Reproduce the data in its entirety, exactly as supplied.

(begin)

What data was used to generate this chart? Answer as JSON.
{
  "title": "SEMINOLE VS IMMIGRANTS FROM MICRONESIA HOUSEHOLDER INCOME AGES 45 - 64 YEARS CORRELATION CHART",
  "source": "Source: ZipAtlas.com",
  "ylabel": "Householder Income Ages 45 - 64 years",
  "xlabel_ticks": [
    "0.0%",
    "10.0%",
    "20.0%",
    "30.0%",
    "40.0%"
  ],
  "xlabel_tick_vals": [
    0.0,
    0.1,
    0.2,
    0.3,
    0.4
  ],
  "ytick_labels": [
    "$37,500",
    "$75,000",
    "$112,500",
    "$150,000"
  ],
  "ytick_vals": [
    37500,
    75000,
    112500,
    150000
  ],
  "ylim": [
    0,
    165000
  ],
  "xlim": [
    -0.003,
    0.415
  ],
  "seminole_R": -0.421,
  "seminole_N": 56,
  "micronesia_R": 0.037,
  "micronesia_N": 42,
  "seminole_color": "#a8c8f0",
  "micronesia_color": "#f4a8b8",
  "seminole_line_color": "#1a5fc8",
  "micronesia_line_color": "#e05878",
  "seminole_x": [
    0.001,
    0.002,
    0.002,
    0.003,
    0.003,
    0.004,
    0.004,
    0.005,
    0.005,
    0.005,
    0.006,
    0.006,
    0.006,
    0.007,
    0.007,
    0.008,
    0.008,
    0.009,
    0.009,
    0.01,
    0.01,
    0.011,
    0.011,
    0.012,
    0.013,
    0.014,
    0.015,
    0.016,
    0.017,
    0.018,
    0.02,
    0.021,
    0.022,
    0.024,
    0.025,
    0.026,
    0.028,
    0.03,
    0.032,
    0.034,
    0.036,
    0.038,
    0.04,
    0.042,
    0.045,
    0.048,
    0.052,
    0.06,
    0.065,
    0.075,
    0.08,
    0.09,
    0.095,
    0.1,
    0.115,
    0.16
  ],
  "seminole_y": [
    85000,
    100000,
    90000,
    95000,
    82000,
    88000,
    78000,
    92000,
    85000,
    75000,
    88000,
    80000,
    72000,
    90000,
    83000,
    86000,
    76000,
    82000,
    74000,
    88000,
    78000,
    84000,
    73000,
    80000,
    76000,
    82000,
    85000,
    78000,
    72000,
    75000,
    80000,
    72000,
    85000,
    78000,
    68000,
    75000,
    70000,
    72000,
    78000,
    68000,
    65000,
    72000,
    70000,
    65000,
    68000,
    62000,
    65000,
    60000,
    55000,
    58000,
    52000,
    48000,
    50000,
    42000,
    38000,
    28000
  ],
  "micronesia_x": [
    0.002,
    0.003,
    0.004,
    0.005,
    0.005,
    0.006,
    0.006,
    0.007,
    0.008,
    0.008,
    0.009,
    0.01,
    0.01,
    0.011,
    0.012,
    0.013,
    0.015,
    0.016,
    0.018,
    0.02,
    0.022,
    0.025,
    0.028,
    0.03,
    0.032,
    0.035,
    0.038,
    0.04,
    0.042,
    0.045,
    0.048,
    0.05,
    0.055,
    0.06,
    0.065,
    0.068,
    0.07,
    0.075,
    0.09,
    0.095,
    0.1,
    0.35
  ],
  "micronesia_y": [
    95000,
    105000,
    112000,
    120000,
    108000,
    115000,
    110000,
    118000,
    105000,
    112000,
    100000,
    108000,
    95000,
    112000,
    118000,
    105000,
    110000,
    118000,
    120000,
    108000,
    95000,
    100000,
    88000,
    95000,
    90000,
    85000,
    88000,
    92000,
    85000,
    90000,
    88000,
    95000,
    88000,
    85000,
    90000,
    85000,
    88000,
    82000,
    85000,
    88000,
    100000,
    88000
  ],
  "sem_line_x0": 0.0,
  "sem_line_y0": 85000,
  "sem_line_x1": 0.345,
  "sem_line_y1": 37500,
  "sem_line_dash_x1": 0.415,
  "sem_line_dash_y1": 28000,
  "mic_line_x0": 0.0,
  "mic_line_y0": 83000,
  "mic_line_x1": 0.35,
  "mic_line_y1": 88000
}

(end)

**EXERCISE SOLUTION**.
What data was used to generate this chart? Answer as JSON.
{
  "title": "SEMINOLE VS IMMIGRANTS FROM MICRONESIA HOUSEHOLDER INCOME AGES 45 - 64 YEARS CORRELATION CHART",
  "source": "Source: ZipAtlas.com",
  "ylabel": "Householder Income Ages 45 - 64 years",
  "xlabel_ticks": [
    "0.0%",
    "10.0%",
    "20.0%",
    "30.0%",
    "40.0%"
  ],
  "xlabel_tick_vals": [
    0.0,
    0.1,
    0.2,
    0.3,
    0.4
  ],
  "ytick_labels": [
    "$37,500",
    "$75,000",
    "$112,500",
    "$150,000"
  ],
  "ytick_vals": [
    37500,
    75000,
    112500,
    150000
  ],
  "ylim": [
    0,
    165000
  ],
  "xlim": [
    -0.003,
    0.415
  ],
  "seminole_R": -0.421,
  "seminole_N": 56,
  "micronesia_R": 0.037,
  "micronesia_N": 42,
  "seminole_color": "#a8c8f0",
  "micronesia_color": "#f4a8b8",
  "seminole_line_color": "#1a5fc8",
  "micronesia_line_color": "#e05878",
  "seminole_x": [
    0.001,
    0.002,
    0.002,
    0.003,
    0.003,
    0.004,
    0.004,
    0.005,
    0.005,
    0.005,
    0.006,
    0.006,
    0.006,
    0.007,
    0.007,
    0.008,
    0.008,
    0.009,
    0.009,
    0.01,
    0.01,
    0.011,
    0.011,
    0.012,
    0.013,
    0.014,
    0.015,
    0.016,
    0.017,
    0.018,
    0.02,
    0.021,
    0.022,
    0.024,
    0.025,
    0.026,
    0.028,
    0.03,
    0.032,
    0.034,
    0.036,
    0.038,
    0.04,
    0.042,
    0.045,
    0.048,
    0.052,
    0.06,
    0.065,
    0.075,
    0.08,
    0.09,
    0.095,
    0.1,
    0.115,
    0.16
  ],
  "seminole_y": [
    85000,
    100000,
    90000,
    95000,
    82000,
    88000,
    78000,
    92000,
    85000,
    75000,
    88000,
    80000,
    72000,
    90000,
    83000,
    86000,
    76000,
    82000,
    74000,
    88000,
    78000,
    84000,
    73000,
    80000,
    76000,
    82000,
    85000,
    78000,
    72000,
    75000,
    80000,
    72000,
    85000,
    78000,
    68000,
    75000,
    70000,
    72000,
    78000,
    68000,
    65000,
    72000,
    70000,
    65000,
    68000,
    62000,
    65000,
    60000,
    55000,
    58000,
    52000,
    48000,
    50000,
    42000,
    38000,
    28000
  ],
  "micronesia_x": [
    0.002,
    0.003,
    0.004,
    0.005,
    0.005,
    0.006,
    0.006,
    0.007,
    0.008,
    0.008,
    0.009,
    0.01,
    0.01,
    0.011,
    0.012,
    0.013,
    0.015,
    0.016,
    0.018,
    0.02,
    0.022,
    0.025,
    0.028,
    0.03,
    0.032,
    0.035,
    0.038,
    0.04,
    0.042,
    0.045,
    0.048,
    0.05,
    0.055,
    0.06,
    0.065,
    0.068,
    0.07,
    0.075,
    0.09,
    0.095,
    0.1,
    0.35
  ],
  "micronesia_y": [
    95000,
    105000,
    112000,
    120000,
    108000,
    115000,
    110000,
    118000,
    105000,
    112000,
    100000,
    108000,
    95000,
    112000,
    118000,
    105000,
    110000,
    118000,
    120000,
    108000,
    95000,
    100000,
    88000,
    95000,
    90000,
    85000,
    88000,
    92000,
    85000,
    90000,
    88000,
    95000,
    88000,
    85000,
    90000,
    85000,
    88000,
    82000,
    85000,
    88000,
    100000,
    88000
  ],
  "sem_line_x0": 0.0,
  "sem_line_y0": 85000,
  "sem_line_x1": 0.345,
  "sem_line_y1": 37500,
  "sem_line_dash_x1": 0.415,
  "sem_line_dash_y1": 28000,
  "mic_line_x0": 0.0,
  "mic_line_y0": 83000,
  "mic_line_x1": 0.35,
  "mic_line_y1": 88000
}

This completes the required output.